[Saved data entries]

====================

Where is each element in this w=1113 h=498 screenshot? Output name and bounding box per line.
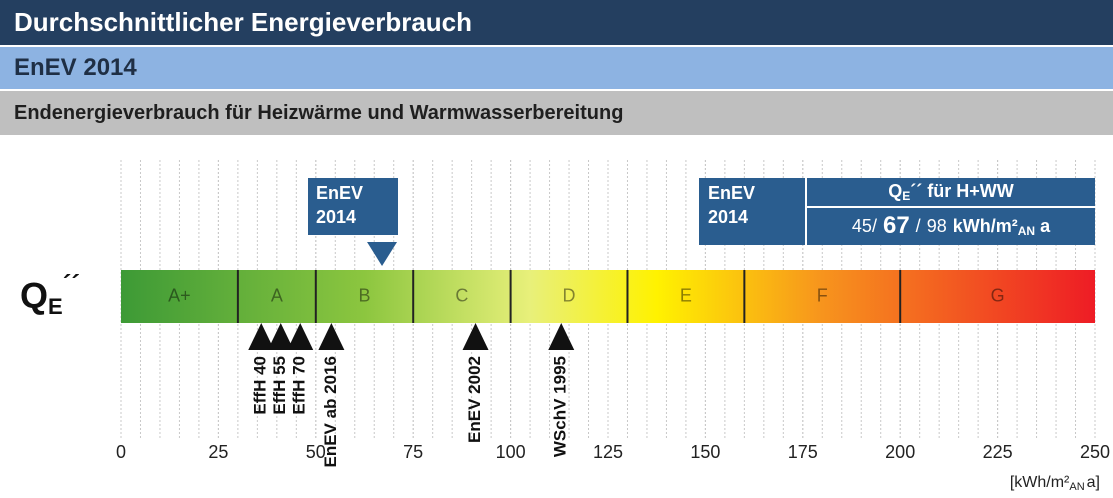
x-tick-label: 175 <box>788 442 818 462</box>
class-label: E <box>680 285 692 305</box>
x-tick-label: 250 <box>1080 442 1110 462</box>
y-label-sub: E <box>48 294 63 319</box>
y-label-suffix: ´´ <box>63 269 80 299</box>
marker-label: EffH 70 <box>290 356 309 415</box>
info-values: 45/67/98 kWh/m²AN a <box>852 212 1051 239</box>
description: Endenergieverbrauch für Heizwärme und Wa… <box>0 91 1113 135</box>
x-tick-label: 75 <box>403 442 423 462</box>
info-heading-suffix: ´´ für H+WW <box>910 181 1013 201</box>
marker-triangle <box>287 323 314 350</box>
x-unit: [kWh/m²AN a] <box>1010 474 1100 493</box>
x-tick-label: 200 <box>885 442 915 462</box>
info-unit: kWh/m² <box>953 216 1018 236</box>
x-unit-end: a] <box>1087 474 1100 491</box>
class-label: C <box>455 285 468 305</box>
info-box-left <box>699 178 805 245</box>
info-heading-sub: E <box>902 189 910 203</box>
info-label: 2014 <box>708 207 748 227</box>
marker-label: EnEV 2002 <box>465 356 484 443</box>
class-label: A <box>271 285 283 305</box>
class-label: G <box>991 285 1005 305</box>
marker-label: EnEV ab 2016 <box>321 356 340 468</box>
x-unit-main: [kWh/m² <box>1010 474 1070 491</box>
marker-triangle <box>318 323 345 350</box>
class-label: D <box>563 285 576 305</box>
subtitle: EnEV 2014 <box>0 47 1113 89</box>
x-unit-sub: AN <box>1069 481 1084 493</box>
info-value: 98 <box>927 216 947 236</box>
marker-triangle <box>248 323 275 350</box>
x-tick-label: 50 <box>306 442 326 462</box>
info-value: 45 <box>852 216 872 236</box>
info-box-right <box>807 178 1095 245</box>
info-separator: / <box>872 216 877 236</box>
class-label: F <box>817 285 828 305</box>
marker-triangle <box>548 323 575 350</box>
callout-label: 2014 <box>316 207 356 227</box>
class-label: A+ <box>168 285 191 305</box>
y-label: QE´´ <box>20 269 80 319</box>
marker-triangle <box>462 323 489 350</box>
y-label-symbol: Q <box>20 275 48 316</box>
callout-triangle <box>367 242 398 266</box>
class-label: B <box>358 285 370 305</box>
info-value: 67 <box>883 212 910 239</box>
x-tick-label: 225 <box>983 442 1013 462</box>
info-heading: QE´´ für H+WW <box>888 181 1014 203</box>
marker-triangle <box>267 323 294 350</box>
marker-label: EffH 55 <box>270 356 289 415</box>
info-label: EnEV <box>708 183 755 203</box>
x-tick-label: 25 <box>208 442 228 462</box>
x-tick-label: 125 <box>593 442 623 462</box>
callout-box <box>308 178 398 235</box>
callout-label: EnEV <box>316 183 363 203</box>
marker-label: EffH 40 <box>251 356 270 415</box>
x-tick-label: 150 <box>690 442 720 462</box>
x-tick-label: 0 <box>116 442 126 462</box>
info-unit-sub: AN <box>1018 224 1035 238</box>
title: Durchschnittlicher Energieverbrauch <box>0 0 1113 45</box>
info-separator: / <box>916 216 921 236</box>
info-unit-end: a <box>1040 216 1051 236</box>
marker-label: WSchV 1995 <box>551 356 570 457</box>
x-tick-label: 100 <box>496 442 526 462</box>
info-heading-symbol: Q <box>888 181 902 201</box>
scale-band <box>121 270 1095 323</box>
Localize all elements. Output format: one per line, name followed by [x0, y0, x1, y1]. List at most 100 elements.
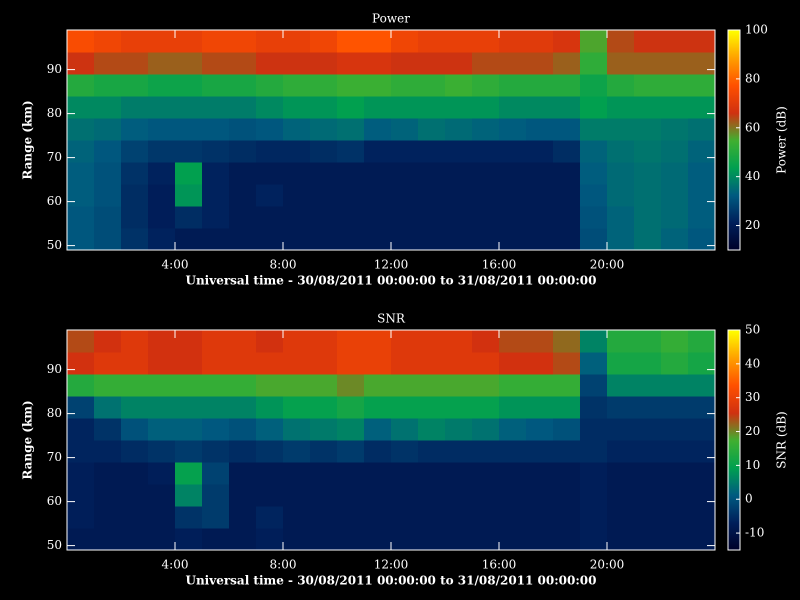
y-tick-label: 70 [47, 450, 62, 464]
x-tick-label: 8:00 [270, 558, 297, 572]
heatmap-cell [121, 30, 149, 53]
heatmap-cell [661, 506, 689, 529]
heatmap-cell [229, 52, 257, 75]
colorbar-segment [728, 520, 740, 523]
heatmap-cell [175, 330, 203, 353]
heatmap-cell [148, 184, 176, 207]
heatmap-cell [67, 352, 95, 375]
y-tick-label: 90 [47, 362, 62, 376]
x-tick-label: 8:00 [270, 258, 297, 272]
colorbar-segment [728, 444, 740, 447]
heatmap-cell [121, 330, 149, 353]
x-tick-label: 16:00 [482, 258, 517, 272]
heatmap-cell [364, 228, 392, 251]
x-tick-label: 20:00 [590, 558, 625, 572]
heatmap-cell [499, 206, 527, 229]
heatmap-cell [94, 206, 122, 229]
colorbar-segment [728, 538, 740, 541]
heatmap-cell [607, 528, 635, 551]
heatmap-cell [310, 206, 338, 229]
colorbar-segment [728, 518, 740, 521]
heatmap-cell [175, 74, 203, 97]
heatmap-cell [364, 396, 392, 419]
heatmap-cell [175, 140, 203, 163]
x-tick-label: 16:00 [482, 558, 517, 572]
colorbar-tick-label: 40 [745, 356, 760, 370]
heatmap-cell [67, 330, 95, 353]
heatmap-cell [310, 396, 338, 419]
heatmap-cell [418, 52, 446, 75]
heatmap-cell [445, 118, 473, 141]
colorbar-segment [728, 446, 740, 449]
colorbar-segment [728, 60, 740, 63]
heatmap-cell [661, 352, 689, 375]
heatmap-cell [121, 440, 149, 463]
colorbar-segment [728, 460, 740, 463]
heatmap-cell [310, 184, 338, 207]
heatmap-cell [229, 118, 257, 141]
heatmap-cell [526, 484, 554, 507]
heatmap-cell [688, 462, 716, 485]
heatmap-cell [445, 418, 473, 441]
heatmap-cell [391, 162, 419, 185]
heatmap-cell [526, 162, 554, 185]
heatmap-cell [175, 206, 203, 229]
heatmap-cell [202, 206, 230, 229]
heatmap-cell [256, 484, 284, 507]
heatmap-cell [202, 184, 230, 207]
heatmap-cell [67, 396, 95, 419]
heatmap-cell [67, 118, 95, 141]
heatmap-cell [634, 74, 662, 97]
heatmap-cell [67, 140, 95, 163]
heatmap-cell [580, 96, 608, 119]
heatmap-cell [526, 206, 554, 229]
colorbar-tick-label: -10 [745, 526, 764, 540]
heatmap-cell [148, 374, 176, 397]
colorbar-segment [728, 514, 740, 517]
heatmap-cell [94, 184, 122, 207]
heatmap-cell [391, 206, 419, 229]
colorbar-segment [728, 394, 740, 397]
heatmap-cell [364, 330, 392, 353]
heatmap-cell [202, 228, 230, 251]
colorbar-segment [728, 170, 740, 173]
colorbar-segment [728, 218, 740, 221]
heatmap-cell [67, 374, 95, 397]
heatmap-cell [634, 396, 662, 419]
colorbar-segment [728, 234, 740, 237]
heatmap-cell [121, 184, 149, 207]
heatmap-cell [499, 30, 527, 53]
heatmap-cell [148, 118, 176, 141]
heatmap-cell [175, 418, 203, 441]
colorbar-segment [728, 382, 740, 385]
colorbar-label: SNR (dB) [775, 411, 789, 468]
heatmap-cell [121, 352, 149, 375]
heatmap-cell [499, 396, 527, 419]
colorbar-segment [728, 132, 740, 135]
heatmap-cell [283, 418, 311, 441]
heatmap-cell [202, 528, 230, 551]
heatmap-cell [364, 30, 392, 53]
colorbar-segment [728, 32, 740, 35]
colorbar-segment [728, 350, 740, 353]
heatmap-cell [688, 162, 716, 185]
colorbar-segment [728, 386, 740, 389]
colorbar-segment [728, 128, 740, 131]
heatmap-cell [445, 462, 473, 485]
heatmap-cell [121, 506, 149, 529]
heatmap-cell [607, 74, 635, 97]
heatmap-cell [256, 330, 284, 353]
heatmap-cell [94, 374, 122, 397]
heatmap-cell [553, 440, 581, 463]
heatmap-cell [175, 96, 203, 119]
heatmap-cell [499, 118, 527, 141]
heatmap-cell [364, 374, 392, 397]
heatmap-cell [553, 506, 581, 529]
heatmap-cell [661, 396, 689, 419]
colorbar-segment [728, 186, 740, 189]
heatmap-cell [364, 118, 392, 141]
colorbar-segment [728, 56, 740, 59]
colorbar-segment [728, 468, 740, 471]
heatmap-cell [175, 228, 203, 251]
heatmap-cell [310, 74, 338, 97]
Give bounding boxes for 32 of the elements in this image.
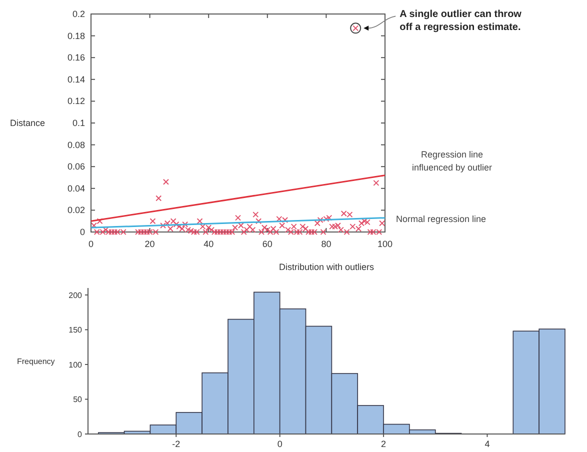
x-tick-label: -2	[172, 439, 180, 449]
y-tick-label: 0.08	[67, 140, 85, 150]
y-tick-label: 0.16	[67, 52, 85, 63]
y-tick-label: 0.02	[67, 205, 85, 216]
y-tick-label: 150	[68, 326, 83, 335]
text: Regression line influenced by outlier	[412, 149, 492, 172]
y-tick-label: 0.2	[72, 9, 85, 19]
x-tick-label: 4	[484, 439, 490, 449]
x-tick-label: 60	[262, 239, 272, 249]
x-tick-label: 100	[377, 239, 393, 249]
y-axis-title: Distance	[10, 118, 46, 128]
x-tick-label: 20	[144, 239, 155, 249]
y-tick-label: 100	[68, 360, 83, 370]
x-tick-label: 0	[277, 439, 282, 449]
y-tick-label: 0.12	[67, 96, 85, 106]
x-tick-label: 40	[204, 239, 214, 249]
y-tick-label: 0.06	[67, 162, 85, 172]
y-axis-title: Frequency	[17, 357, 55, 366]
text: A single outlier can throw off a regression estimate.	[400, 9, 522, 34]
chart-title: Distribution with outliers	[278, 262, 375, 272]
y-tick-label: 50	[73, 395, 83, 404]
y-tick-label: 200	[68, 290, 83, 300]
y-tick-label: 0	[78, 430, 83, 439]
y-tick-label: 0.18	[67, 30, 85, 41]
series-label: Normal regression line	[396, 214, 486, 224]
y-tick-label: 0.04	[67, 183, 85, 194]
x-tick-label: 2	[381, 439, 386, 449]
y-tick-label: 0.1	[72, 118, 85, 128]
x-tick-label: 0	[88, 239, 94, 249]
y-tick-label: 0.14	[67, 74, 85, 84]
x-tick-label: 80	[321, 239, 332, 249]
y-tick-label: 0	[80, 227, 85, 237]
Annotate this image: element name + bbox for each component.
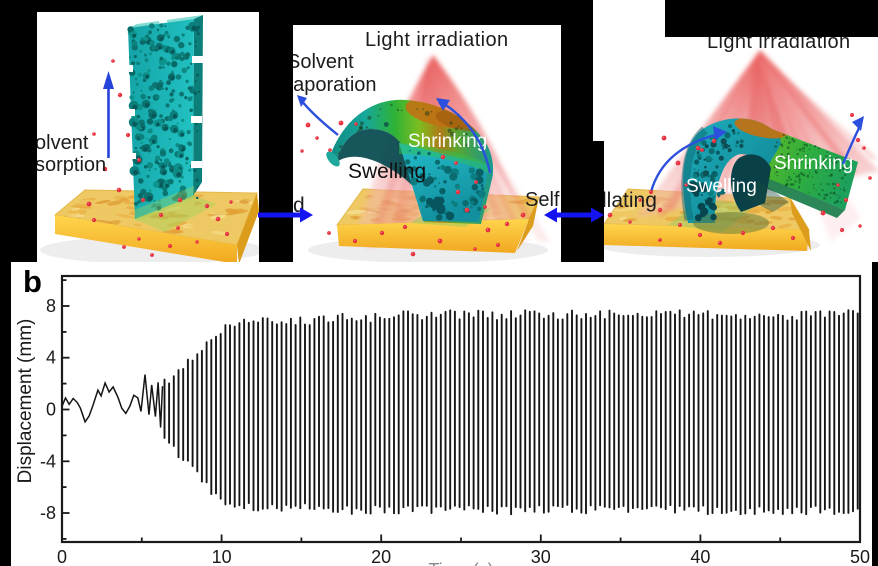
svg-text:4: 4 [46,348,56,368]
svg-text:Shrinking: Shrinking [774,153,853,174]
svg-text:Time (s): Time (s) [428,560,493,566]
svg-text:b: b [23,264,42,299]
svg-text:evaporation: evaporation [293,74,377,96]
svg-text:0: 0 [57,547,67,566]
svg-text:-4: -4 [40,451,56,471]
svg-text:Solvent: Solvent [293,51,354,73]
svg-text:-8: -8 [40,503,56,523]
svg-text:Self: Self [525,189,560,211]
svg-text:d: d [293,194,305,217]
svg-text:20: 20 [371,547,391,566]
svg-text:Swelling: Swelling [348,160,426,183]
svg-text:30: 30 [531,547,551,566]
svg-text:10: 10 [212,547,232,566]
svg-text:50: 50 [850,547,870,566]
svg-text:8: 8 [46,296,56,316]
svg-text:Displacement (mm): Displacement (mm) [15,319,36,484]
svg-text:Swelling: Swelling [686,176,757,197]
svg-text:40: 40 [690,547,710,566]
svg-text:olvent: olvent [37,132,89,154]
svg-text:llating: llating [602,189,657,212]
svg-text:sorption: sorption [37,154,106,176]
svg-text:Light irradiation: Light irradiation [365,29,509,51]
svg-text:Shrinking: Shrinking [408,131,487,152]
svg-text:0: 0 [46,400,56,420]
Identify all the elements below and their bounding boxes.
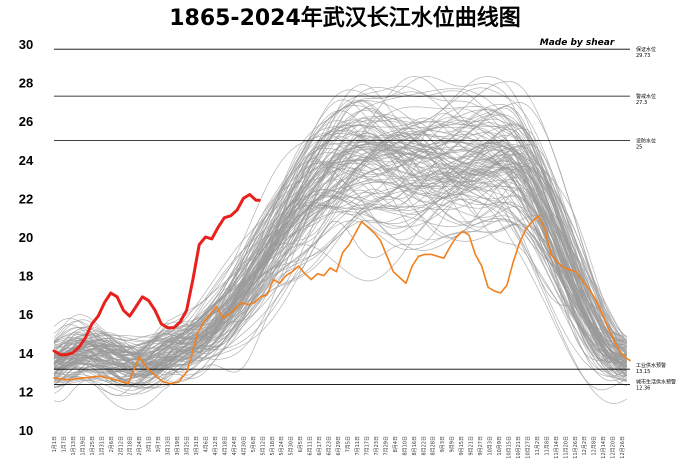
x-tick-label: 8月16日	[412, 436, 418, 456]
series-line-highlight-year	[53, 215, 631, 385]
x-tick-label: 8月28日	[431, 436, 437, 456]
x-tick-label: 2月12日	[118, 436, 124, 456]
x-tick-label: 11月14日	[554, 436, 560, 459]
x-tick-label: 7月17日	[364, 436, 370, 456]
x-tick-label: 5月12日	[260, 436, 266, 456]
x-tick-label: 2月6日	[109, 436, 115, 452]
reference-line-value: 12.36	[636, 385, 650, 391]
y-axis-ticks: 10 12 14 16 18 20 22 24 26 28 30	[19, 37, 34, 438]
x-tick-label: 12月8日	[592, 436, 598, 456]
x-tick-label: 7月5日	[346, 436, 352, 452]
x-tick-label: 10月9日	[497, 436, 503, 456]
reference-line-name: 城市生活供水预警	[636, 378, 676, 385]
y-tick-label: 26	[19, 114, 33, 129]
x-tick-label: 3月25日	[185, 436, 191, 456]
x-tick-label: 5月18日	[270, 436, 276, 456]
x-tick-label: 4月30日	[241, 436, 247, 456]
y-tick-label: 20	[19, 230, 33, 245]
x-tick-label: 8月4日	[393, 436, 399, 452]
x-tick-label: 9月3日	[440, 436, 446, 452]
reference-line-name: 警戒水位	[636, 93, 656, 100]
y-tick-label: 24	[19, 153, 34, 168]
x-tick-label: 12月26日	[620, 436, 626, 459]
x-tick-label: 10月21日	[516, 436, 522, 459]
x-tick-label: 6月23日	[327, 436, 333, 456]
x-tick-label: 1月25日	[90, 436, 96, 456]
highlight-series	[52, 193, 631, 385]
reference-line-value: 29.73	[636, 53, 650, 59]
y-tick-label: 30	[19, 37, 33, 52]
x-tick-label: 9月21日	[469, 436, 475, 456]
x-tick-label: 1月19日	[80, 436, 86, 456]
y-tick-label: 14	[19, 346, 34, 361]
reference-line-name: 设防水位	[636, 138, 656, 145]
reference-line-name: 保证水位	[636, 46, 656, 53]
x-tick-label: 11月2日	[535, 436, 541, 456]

====================

WHAT TO PRODUCE
Express the lines of the listing as a JSON list of strings, one string per line, leaving out blank lines. Begin at the line that contains "y-tick-label: 70 [47, 450, 62, 464]" and stop after the line that contains "x-tick-label: 20:00 [590, 558, 625, 572]".

SOLUTION TO THE PROBLEM
[
  "y-tick-label: 70 [47, 450, 62, 464]",
  "x-tick-label: 8:00 [270, 558, 297, 572]",
  "heatmap-cell [121, 30, 149, 53]",
  "heatmap-cell [661, 506, 689, 529]",
  "heatmap-cell [229, 52, 257, 75]",
  "colorbar-segment [728, 520, 740, 523]",
  "heatmap-cell [175, 330, 203, 353]",
  "heatmap-cell [148, 184, 176, 207]",
  "heatmap-cell [67, 352, 95, 375]",
  "y-tick-label: 90 [47, 362, 62, 376]",
  "x-tick-label: 8:00 [270, 258, 297, 272]",
  "colorbar-segment [728, 444, 740, 447]",
  "heatmap-cell [121, 330, 149, 353]",
  "x-tick-label: 16:00 [482, 258, 517, 272]",
  "heatmap-cell [364, 228, 392, 251]",
  "x-tick-label: 20:00 [590, 558, 625, 572]"
]